(Entries taken from a collection)
# # # #

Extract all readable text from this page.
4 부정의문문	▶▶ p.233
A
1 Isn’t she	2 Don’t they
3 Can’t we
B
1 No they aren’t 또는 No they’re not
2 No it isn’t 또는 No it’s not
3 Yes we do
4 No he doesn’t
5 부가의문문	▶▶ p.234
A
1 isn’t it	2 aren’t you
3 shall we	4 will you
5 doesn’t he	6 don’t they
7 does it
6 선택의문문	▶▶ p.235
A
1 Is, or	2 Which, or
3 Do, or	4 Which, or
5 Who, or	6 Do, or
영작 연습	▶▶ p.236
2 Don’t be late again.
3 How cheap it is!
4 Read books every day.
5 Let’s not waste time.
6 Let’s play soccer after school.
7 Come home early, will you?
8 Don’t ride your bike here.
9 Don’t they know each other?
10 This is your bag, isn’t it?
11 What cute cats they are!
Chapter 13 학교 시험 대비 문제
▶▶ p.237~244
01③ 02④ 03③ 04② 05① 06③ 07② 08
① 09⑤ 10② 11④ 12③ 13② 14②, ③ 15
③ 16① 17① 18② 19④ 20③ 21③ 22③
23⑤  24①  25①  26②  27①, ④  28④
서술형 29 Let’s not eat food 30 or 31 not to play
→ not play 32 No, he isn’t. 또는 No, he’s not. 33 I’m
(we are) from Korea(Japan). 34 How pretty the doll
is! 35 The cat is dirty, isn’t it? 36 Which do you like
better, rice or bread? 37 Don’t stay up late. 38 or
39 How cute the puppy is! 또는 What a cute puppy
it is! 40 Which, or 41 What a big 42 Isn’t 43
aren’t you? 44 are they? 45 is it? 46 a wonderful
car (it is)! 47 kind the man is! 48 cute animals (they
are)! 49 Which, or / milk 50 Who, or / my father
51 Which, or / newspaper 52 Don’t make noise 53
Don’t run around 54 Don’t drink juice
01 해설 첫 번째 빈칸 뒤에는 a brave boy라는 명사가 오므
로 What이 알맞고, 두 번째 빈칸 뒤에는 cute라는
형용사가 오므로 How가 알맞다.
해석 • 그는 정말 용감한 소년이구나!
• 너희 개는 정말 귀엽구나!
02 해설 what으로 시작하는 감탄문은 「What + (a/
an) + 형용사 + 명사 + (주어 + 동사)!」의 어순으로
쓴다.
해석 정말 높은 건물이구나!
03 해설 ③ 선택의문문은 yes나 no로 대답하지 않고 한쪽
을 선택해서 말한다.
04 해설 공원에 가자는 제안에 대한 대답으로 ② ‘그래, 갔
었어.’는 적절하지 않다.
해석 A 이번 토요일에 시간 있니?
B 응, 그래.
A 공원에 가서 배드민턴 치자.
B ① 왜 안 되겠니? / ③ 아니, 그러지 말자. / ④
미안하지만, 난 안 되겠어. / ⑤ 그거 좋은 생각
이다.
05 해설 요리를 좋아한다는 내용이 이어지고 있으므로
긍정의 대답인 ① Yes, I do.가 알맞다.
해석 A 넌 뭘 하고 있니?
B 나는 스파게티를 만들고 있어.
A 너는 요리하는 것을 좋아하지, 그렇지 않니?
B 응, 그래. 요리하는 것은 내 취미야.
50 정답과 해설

# # # #

**The exercise:** Produce an exact copy of all the records.

**The response:**
Extract all readable text from this page.
4 부정의문문	▶▶ p.233
A
1 Isn’t she	2 Don’t they
3 Can’t we
B
1 No they aren’t 또는 No they’re not
2 No it isn’t 또는 No it’s not
3 Yes we do
4 No he doesn’t
5 부가의문문	▶▶ p.234
A
1 isn’t it	2 aren’t you
3 shall we	4 will you
5 doesn’t he	6 don’t they
7 does it
6 선택의문문	▶▶ p.235
A
1 Is, or	2 Which, or
3 Do, or	4 Which, or
5 Who, or	6 Do, or
영작 연습	▶▶ p.236
2 Don’t be late again.
3 How cheap it is!
4 Read books every day.
5 Let’s not waste time.
6 Let’s play soccer after school.
7 Come home early, will you?
8 Don’t ride your bike here.
9 Don’t they know each other?
10 This is your bag, isn’t it?
11 What cute cats they are!
Chapter 13 학교 시험 대비 문제
▶▶ p.237~244
01③ 02④ 03③ 04② 05① 06③ 07② 08
① 09⑤ 10② 11④ 12③ 13② 14②, ③ 15
③ 16① 17① 18② 19④ 20③ 21③ 22③
23⑤  24①  25①  26②  27①, ④  28④
서술형 29 Let’s not eat food 30 or 31 not to play
→ not play 32 No, he isn’t. 또는 No, he’s not. 33 I’m
(we are) from Korea(Japan). 34 How pretty the doll
is! 35 The cat is dirty, isn’t it? 36 Which do you like
better, rice or bread? 37 Don’t stay up late. 38 or
39 How cute the puppy is! 또는 What a cute puppy
it is! 40 Which, or 41 What a big 42 Isn’t 43
aren’t you? 44 are they? 45 is it? 46 a wonderful
car (it is)! 47 kind the man is! 48 cute animals (they
are)! 49 Which, or / milk 50 Who, or / my father
51 Which, or / newspaper 52 Don’t make noise 53
Don’t run around 54 Don’t drink juice
01 해설 첫 번째 빈칸 뒤에는 a brave boy라는 명사가 오므
로 What이 알맞고, 두 번째 빈칸 뒤에는 cute라는
형용사가 오므로 How가 알맞다.
해석 • 그는 정말 용감한 소년이구나!
• 너희 개는 정말 귀엽구나!
02 해설 what으로 시작하는 감탄문은 「What + (a/
an) + 형용사 + 명사 + (주어 + 동사)!」의 어순으로
쓴다.
해석 정말 높은 건물이구나!
03 해설 ③ 선택의문문은 yes나 no로 대답하지 않고 한쪽
을 선택해서 말한다.
04 해설 공원에 가자는 제안에 대한 대답으로 ② ‘그래, 갔
었어.’는 적절하지 않다.
해석 A 이번 토요일에 시간 있니?
B 응, 그래.
A 공원에 가서 배드민턴 치자.
B ① 왜 안 되겠니? / ③ 아니, 그러지 말자. / ④
미안하지만, 난 안 되겠어. / ⑤ 그거 좋은 생각
이다.
05 해설 요리를 좋아한다는 내용이 이어지고 있으므로
긍정의 대답인 ① Yes, I do.가 알맞다.
해석 A 넌 뭘 하고 있니?
B 나는 스파게티를 만들고 있어.
A 너는 요리하는 것을 좋아하지, 그렇지 않니?
B 응, 그래. 요리하는 것은 내 취미야.
50 정답과 해설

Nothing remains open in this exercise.